*Work to complete*. Reproduce all the material exactly, minus any pictures it holds.

— Start Data for the task —

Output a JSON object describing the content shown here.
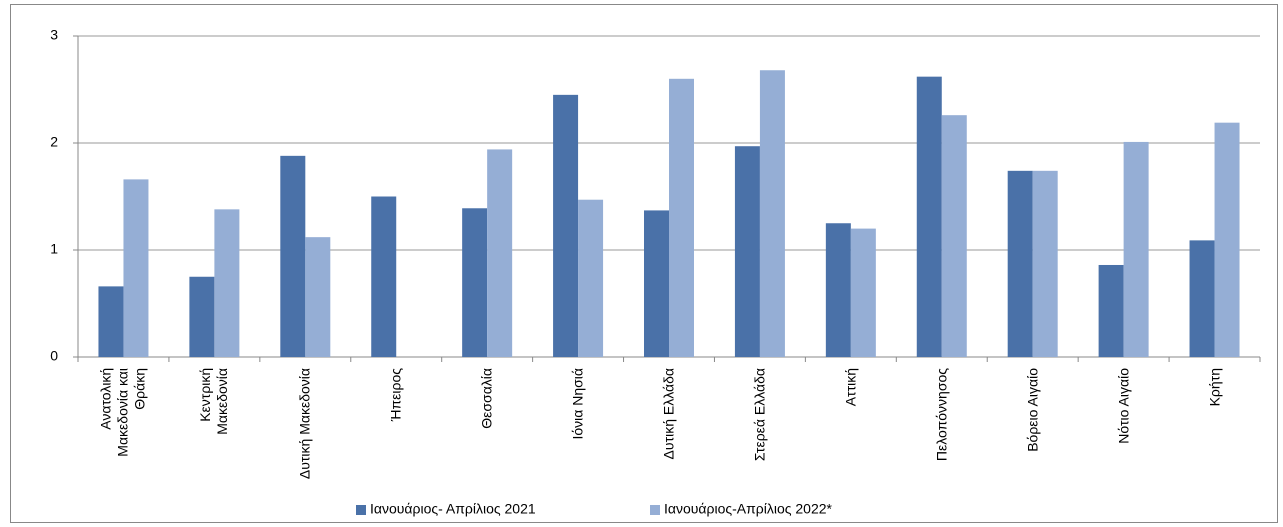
{
  "chart_data": {
    "type": "bar",
    "categories": [
      "Ανατολική\nΜακεδονία και\nΘράκη",
      "Κεντρική\nΜακεδονία",
      "Δυτική Μακεδονία",
      "Ήπειρος",
      "Θεσσαλία",
      "Ιόνια Νησιά",
      "Δυτική Ελλάδα",
      "Στερεά Ελλάδα",
      "Αττική",
      "Πελοπόννησος",
      "Βόρειο Αιγαίο",
      "Νότιο Αιγαίο",
      "Κρήτη"
    ],
    "series": [
      {
        "name": "Ιανουάριος- Απρίλιος 2021",
        "color": "#4a71a8",
        "values": [
          0.66,
          0.75,
          1.88,
          1.5,
          1.39,
          2.45,
          1.37,
          1.97,
          1.25,
          2.62,
          1.74,
          0.86,
          1.09
        ]
      },
      {
        "name": "Ιανουάριος-Απρίλιος 2022*",
        "color": "#95aed5",
        "values": [
          1.66,
          1.38,
          1.12,
          null,
          1.94,
          1.47,
          2.6,
          2.68,
          1.2,
          2.26,
          1.74,
          2.01,
          2.19
        ]
      }
    ],
    "ylim": [
      0,
      3
    ],
    "yticks": [
      0,
      1,
      2,
      3
    ],
    "grid": true,
    "legend": "bottom"
  }
}
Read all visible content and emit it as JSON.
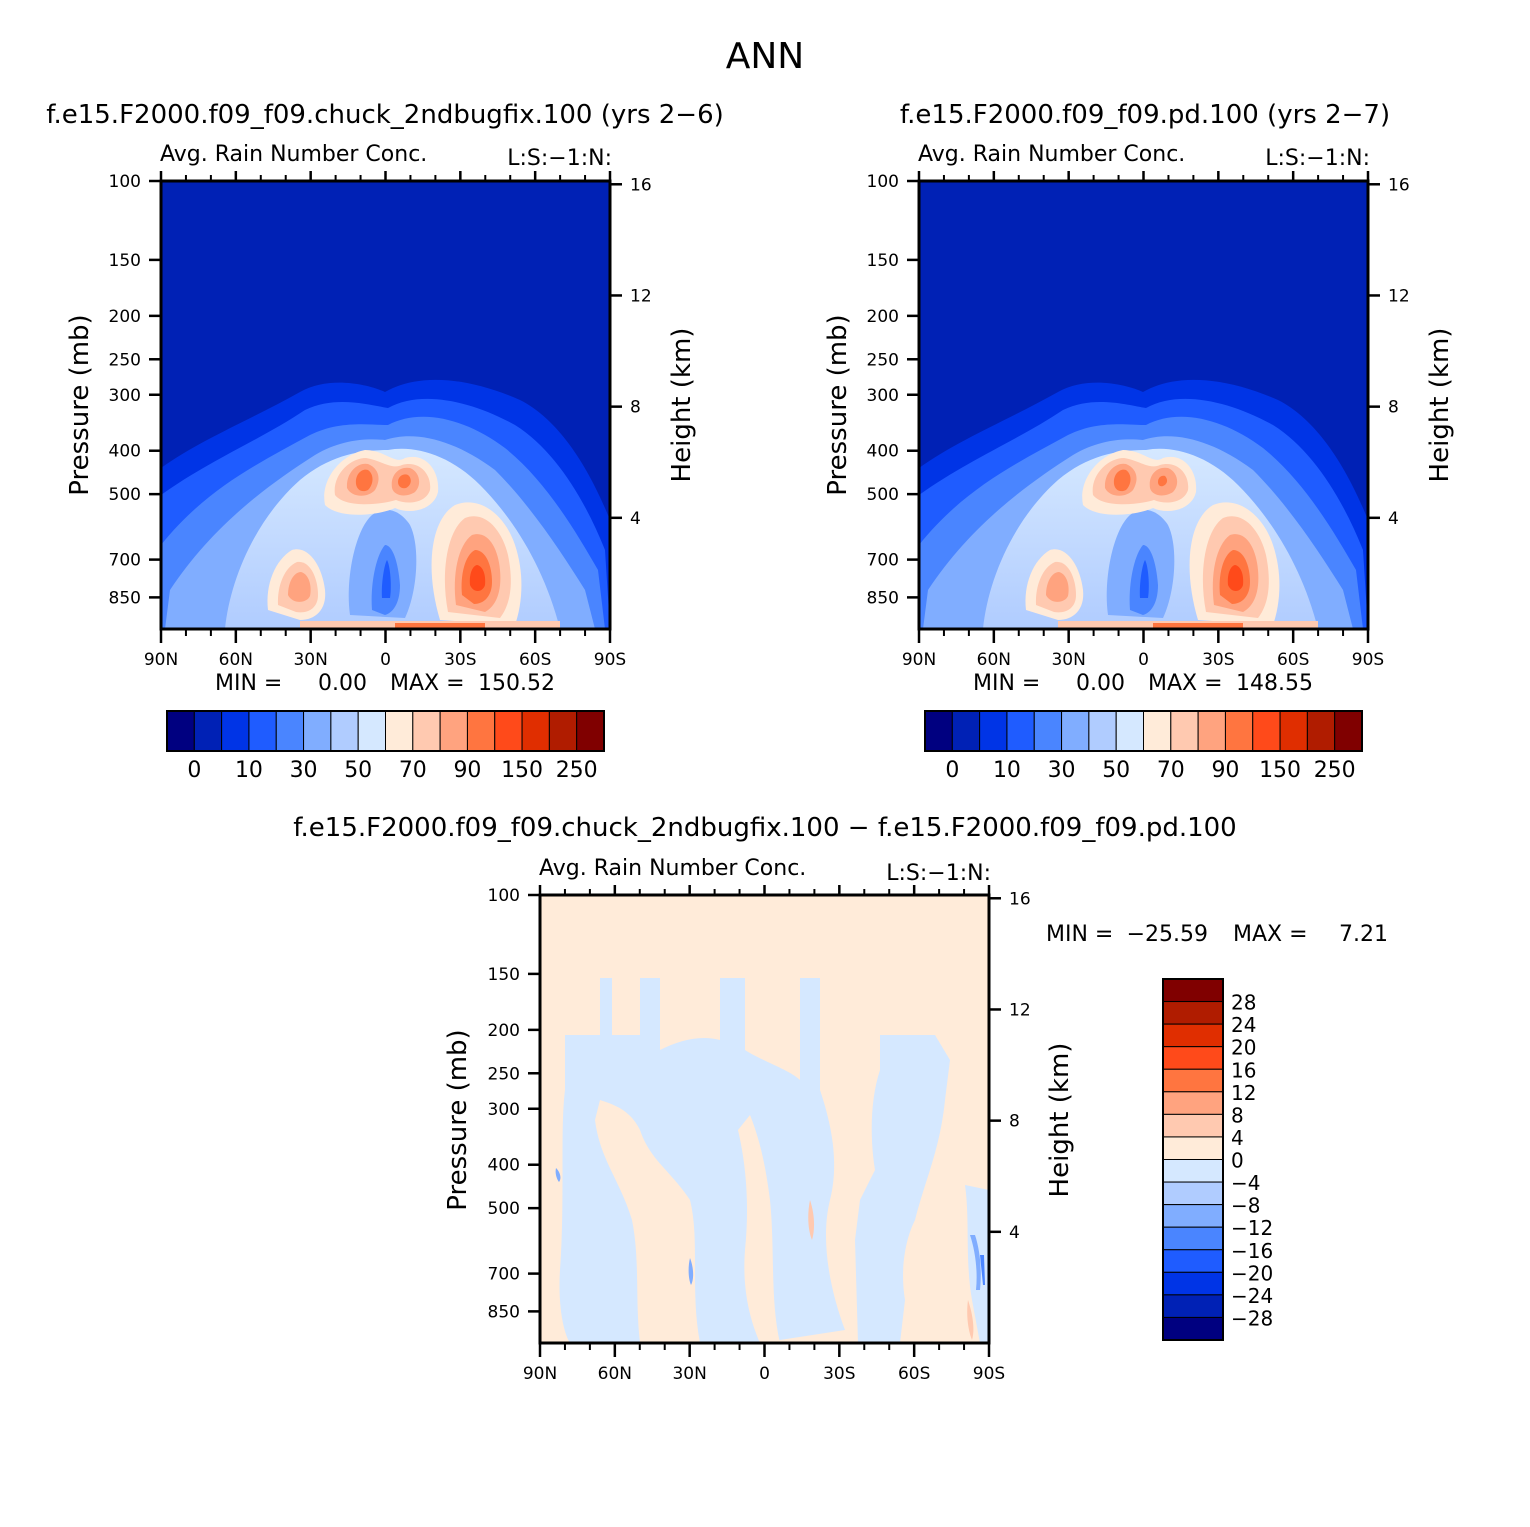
{
  "page": {
    "title": "ANN"
  },
  "colors": {
    "abs_scale": [
      "#000080",
      "#0021b5",
      "#0034e6",
      "#1f5cff",
      "#4a85ff",
      "#80adff",
      "#b0ccff",
      "#d5e8ff",
      "#ffebd9",
      "#ffc9b0",
      "#ffa37f",
      "#ff7540",
      "#ff4a1a",
      "#e02e00",
      "#b01c00",
      "#800000"
    ],
    "diff_scale": [
      "#000080",
      "#0021b5",
      "#0034e6",
      "#1f5cff",
      "#4a85ff",
      "#80adff",
      "#b0ccff",
      "#d5e8ff",
      "#ffebd9",
      "#ffc9b0",
      "#ffa37f",
      "#ff7540",
      "#ff4a1a",
      "#e02e00",
      "#b01c00",
      "#800000"
    ]
  },
  "chart_data": [
    {
      "type": "heatmap",
      "case_title": "f.e15.F2000.f09_f09.chuck_2ndbugfix.100 (yrs 2−6)",
      "variable_label": "Avg. Rain Number Conc.",
      "units_label": "L:S:−1:N:",
      "xlabel": "",
      "ylabel": "Pressure (mb)",
      "ylabel_right": "Height (km)",
      "x_ticks": [
        "90N",
        "60N",
        "30N",
        "0",
        "30S",
        "60S",
        "90S"
      ],
      "y_ticks": [
        "100",
        "150",
        "200",
        "250",
        "300",
        "400",
        "500",
        "700",
        "850"
      ],
      "y_ticks_right": [
        "16",
        "12",
        "8",
        "4"
      ],
      "xlim": [
        90,
        -90
      ],
      "ylim": [
        100,
        1000
      ],
      "y_scale": "log",
      "stats": {
        "min_label": "MIN =",
        "min_value": "0.00",
        "max_label": "MAX =",
        "max_value": "150.52"
      },
      "colorbar_labels": [
        "0",
        "10",
        "30",
        "50",
        "70",
        "90",
        "150",
        "250"
      ],
      "features": [
        {
          "lat": 10,
          "p": 460,
          "value": 110
        },
        {
          "lat": -5,
          "p": 460,
          "value": 100
        },
        {
          "lat": -35,
          "p": 700,
          "value": 150.52
        },
        {
          "lat": 30,
          "p": 700,
          "value": 90
        },
        {
          "lat": 0,
          "p": 700,
          "value": 10
        }
      ]
    },
    {
      "type": "heatmap",
      "case_title": "f.e15.F2000.f09_f09.pd.100 (yrs 2−7)",
      "variable_label": "Avg. Rain Number Conc.",
      "units_label": "L:S:−1:N:",
      "xlabel": "",
      "ylabel": "Pressure (mb)",
      "ylabel_right": "Height (km)",
      "x_ticks": [
        "90N",
        "60N",
        "30N",
        "0",
        "30S",
        "60S",
        "90S"
      ],
      "y_ticks": [
        "100",
        "150",
        "200",
        "250",
        "300",
        "400",
        "500",
        "700",
        "850"
      ],
      "y_ticks_right": [
        "16",
        "12",
        "8",
        "4"
      ],
      "xlim": [
        90,
        -90
      ],
      "ylim": [
        100,
        1000
      ],
      "y_scale": "log",
      "stats": {
        "min_label": "MIN =",
        "min_value": "0.00",
        "max_label": "MAX =",
        "max_value": "148.55"
      },
      "colorbar_labels": [
        "0",
        "10",
        "30",
        "50",
        "70",
        "90",
        "150",
        "250"
      ],
      "features": [
        {
          "lat": 10,
          "p": 460,
          "value": 108
        },
        {
          "lat": -5,
          "p": 460,
          "value": 98
        },
        {
          "lat": -35,
          "p": 700,
          "value": 148.55
        },
        {
          "lat": 30,
          "p": 700,
          "value": 88
        },
        {
          "lat": 0,
          "p": 700,
          "value": 10
        }
      ]
    },
    {
      "type": "heatmap",
      "case_title": "f.e15.F2000.f09_f09.chuck_2ndbugfix.100 − f.e15.F2000.f09_f09.pd.100",
      "variable_label": "Avg. Rain Number Conc.",
      "units_label": "L:S:−1:N:",
      "xlabel": "",
      "ylabel": "Pressure (mb)",
      "ylabel_right": "Height (km)",
      "x_ticks": [
        "90N",
        "60N",
        "30N",
        "0",
        "30S",
        "60S",
        "90S"
      ],
      "y_ticks": [
        "100",
        "150",
        "200",
        "250",
        "300",
        "400",
        "500",
        "700",
        "850"
      ],
      "y_ticks_right": [
        "16",
        "12",
        "8",
        "4"
      ],
      "xlim": [
        90,
        -90
      ],
      "ylim": [
        100,
        1000
      ],
      "y_scale": "log",
      "stats": {
        "min_label": "MIN =",
        "min_value": "−25.59",
        "max_label": "MAX =",
        "max_value": "7.21"
      },
      "colorbar_labels": [
        "28",
        "24",
        "20",
        "16",
        "12",
        "8",
        "4",
        "0",
        "−4",
        "−8",
        "−12",
        "−16",
        "−20",
        "−24",
        "−28"
      ]
    }
  ]
}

— End Data for the task —

*Result*.
Output a JSON object describing the content shown here.
{
  "chart_data": {
    "type": "bar",
    "categories": [
      "Ανατολική\nΜακεδονία και\nΘράκη",
      "Κεντρική\nΜακεδονία",
      "Δυτική Μακεδονία",
      "Ήπειρος",
      "Θεσσαλία",
      "Ιόνια Νησιά",
      "Δυτική Ελλάδα",
      "Στερεά Ελλάδα",
      "Αττική",
      "Πελοπόννησος",
      "Βόρειο Αιγαίο",
      "Νότιο Αιγαίο",
      "Κρήτη"
    ],
    "series": [
      {
        "name": "Ιανουάριος- Απρίλιος 2021",
        "color": "#4a71a8",
        "values": [
          0.66,
          0.75,
          1.88,
          1.5,
          1.39,
          2.45,
          1.37,
          1.97,
          1.25,
          2.62,
          1.74,
          0.86,
          1.09
        ]
      },
      {
        "name": "Ιανουάριος-Απρίλιος 2022*",
        "color": "#95aed5",
        "values": [
          1.66,
          1.38,
          1.12,
          null,
          1.94,
          1.47,
          2.6,
          2.68,
          1.2,
          2.26,
          1.74,
          2.01,
          2.19
        ]
      }
    ],
    "ylim": [
      0,
      3
    ],
    "yticks": [
      0,
      1,
      2,
      3
    ],
    "grid": true,
    "legend": "bottom"
  }
}
Read all visible content and emit it as JSON.
{
  "page": {
    "title": "ANN"
  },
  "colors": {
    "abs_scale": [
      "#000080",
      "#0021b5",
      "#0034e6",
      "#1f5cff",
      "#4a85ff",
      "#80adff",
      "#b0ccff",
      "#d5e8ff",
      "#ffebd9",
      "#ffc9b0",
      "#ffa37f",
      "#ff7540",
      "#ff4a1a",
      "#e02e00",
      "#b01c00",
      "#800000"
    ],
    "diff_scale": [
      "#000080",
      "#0021b5",
      "#0034e6",
      "#1f5cff",
      "#4a85ff",
      "#80adff",
      "#b0ccff",
      "#d5e8ff",
      "#ffebd9",
      "#ffc9b0",
      "#ffa37f",
      "#ff7540",
      "#ff4a1a",
      "#e02e00",
      "#b01c00",
      "#800000"
    ]
  },
  "chart_data": [
    {
      "type": "heatmap",
      "case_title": "f.e15.F2000.f09_f09.chuck_2ndbugfix.100 (yrs 2−6)",
      "variable_label": "Avg. Rain Number Conc.",
      "units_label": "L:S:−1:N:",
      "xlabel": "",
      "ylabel": "Pressure (mb)",
      "ylabel_right": "Height (km)",
      "x_ticks": [
        "90N",
        "60N",
        "30N",
        "0",
        "30S",
        "60S",
        "90S"
      ],
      "y_ticks": [
        "100",
        "150",
        "200",
        "250",
        "300",
        "400",
        "500",
        "700",
        "850"
      ],
      "y_ticks_right": [
        "16",
        "12",
        "8",
        "4"
      ],
      "xlim": [
        90,
        -90
      ],
      "ylim": [
        100,
        1000
      ],
      "y_scale": "log",
      "stats": {
        "min_label": "MIN =",
        "min_value": "0.00",
        "max_label": "MAX =",
        "max_value": "150.52"
      },
      "colorbar_labels": [
        "0",
        "10",
        "30",
        "50",
        "70",
        "90",
        "150",
        "250"
      ],
      "features": [
        {
          "lat": 10,
          "p": 460,
          "value": 110
        },
        {
          "lat": -5,
          "p": 460,
          "value": 100
        },
        {
          "lat": -35,
          "p": 700,
          "value": 150.52
        },
        {
          "lat": 30,
          "p": 700,
          "value": 90
        },
        {
          "lat": 0,
          "p": 700,
          "value": 10
        }
      ]
    },
    {
      "type": "heatmap",
      "case_title": "f.e15.F2000.f09_f09.pd.100 (yrs 2−7)",
      "variable_label": "Avg. Rain Number Conc.",
      "units_label": "L:S:−1:N:",
      "xlabel": "",
      "ylabel": "Pressure (mb)",
      "ylabel_right": "Height (km)",
      "x_ticks": [
        "90N",
        "60N",
        "30N",
        "0",
        "30S",
        "60S",
        "90S"
      ],
      "y_ticks": [
        "100",
        "150",
        "200",
        "250",
        "300",
        "400",
        "500",
        "700",
        "850"
      ],
      "y_ticks_right": [
        "16",
        "12",
        "8",
        "4"
      ],
      "xlim": [
        90,
        -90
      ],
      "ylim": [
        100,
        1000
      ],
      "y_scale": "log",
      "stats": {
        "min_label": "MIN =",
        "min_value": "0.00",
        "max_label": "MAX =",
        "max_value": "148.55"
      },
      "colorbar_labels": [
        "0",
        "10",
        "30",
        "50",
        "70",
        "90",
        "150",
        "250"
      ],
      "features": [
        {
          "lat": 10,
          "p": 460,
          "value": 108
        },
        {
          "lat": -5,
          "p": 460,
          "value": 98
        },
        {
          "lat": -35,
          "p": 700,
          "value": 148.55
        },
        {
          "lat": 30,
          "p": 700,
          "value": 88
        },
        {
          "lat": 0,
          "p": 700,
          "value": 10
        }
      ]
    },
    {
      "type": "heatmap",
      "case_title": "f.e15.F2000.f09_f09.chuck_2ndbugfix.100 − f.e15.F2000.f09_f09.pd.100",
      "variable_label": "Avg. Rain Number Conc.",
      "units_label": "L:S:−1:N:",
      "xlabel": "",
      "ylabel": "Pressure (mb)",
      "ylabel_right": "Height (km)",
      "x_ticks": [
        "90N",
        "60N",
        "30N",
        "0",
        "30S",
        "60S",
        "90S"
      ],
      "y_ticks": [
        "100",
        "150",
        "200",
        "250",
        "300",
        "400",
        "500",
        "700",
        "850"
      ],
      "y_ticks_right": [
        "16",
        "12",
        "8",
        "4"
      ],
      "xlim": [
        90,
        -90
      ],
      "ylim": [
        100,
        1000
      ],
      "y_scale": "log",
      "stats": {
        "min_label": "MIN =",
        "min_value": "−25.59",
        "max_label": "MAX =",
        "max_value": "7.21"
      },
      "colorbar_labels": [
        "28",
        "24",
        "20",
        "16",
        "12",
        "8",
        "4",
        "0",
        "−4",
        "−8",
        "−12",
        "−16",
        "−20",
        "−24",
        "−28"
      ]
    }
  ]
}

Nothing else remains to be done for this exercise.